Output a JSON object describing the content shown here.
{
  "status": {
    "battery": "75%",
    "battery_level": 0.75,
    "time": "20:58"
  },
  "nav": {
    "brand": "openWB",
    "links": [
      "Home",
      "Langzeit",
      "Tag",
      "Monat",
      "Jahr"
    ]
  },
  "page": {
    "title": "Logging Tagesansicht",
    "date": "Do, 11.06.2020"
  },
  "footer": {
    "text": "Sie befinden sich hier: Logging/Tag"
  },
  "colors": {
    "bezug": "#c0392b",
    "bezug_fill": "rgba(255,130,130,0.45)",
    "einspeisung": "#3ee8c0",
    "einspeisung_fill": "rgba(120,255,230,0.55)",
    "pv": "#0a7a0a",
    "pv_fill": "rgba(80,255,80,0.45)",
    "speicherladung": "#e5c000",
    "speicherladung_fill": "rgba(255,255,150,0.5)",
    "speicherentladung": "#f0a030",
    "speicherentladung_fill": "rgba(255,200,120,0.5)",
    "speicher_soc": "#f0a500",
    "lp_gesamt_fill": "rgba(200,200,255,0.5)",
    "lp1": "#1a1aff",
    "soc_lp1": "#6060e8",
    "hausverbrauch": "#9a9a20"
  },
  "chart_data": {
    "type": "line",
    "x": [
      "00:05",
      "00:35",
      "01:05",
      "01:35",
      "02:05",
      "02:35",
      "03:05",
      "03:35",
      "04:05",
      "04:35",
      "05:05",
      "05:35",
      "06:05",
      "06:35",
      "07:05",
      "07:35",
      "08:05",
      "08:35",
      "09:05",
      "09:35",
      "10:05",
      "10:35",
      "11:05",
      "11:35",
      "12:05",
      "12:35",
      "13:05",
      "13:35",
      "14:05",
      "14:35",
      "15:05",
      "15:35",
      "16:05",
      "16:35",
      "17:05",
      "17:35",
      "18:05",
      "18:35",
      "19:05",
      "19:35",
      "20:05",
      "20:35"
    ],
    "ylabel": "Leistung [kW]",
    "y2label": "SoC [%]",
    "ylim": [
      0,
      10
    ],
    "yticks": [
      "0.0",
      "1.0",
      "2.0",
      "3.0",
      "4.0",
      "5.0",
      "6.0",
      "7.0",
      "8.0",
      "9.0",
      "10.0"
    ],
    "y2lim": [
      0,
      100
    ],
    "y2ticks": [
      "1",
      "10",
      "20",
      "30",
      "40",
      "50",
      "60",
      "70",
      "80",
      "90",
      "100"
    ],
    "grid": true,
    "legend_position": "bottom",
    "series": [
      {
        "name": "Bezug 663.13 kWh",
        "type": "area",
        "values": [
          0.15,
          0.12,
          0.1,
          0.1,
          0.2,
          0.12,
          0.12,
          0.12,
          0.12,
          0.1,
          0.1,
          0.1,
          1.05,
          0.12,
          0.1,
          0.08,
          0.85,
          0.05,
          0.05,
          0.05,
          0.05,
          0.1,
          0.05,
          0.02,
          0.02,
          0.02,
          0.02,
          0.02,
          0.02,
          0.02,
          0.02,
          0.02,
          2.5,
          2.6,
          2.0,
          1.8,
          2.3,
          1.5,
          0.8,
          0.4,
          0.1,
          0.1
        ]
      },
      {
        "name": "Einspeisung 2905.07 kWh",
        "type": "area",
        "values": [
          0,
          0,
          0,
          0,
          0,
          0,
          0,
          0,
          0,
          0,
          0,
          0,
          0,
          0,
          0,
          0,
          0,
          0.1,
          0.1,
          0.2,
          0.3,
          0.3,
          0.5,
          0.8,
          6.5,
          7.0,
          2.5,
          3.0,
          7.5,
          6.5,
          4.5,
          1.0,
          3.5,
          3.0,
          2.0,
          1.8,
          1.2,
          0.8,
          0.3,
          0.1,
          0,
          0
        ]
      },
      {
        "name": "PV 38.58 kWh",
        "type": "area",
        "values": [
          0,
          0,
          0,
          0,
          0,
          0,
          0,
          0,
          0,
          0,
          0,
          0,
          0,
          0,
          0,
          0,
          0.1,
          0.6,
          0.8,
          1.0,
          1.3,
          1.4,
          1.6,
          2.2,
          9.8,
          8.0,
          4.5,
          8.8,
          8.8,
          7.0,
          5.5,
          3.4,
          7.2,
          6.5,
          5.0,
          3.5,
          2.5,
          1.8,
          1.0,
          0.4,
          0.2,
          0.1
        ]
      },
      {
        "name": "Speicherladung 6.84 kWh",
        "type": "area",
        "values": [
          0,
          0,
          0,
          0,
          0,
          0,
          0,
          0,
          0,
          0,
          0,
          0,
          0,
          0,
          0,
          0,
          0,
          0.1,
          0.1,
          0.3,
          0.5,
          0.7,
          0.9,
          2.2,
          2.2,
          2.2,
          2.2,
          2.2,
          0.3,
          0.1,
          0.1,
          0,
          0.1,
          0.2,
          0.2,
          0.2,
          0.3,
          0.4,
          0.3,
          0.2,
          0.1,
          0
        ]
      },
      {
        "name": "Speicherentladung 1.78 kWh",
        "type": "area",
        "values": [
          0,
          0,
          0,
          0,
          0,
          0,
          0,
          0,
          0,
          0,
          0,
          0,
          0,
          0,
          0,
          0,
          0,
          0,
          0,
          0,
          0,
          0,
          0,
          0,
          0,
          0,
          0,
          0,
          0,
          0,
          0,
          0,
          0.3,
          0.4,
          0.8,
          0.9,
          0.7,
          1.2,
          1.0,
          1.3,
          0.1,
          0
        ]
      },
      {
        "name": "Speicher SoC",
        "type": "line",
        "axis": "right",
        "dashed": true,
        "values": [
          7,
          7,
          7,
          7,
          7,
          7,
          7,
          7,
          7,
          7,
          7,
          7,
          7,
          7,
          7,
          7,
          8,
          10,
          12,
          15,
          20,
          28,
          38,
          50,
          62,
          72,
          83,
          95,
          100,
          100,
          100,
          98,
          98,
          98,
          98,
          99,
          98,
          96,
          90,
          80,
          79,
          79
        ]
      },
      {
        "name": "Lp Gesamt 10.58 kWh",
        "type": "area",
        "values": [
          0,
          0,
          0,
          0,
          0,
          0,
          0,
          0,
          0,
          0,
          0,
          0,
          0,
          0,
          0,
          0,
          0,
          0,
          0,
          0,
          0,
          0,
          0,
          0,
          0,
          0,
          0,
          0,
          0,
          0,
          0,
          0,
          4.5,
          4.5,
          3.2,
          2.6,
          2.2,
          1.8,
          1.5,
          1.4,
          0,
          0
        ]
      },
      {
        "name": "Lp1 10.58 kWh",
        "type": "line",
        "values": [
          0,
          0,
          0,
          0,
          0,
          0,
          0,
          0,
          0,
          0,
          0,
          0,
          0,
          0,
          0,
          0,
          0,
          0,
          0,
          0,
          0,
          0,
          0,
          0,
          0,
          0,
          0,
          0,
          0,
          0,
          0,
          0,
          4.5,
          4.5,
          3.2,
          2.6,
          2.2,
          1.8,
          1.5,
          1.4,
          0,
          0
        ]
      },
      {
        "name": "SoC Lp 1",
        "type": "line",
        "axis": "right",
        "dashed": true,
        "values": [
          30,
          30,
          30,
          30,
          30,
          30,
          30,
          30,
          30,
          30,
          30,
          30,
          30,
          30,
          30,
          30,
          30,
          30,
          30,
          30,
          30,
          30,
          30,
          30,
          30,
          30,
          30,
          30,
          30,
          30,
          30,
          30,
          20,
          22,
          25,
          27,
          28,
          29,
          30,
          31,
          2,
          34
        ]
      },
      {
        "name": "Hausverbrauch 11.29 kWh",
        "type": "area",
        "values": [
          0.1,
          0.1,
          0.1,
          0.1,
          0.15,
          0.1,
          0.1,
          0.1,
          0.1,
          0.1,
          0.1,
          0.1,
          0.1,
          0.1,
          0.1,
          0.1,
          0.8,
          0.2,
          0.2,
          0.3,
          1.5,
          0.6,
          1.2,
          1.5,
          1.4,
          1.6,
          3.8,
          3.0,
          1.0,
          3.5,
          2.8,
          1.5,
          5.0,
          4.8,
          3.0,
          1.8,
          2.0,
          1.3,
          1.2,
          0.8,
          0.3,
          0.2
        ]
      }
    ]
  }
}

* **GOAL OF THE EXERCISE**:
In the entries above, find each line with the word "Logging" and copy it.

* **RESULT OF THE EXERCISE**:
    "title": "Logging Tagesansicht",
    "text": "Sie befinden sich hier: Logging/Tag"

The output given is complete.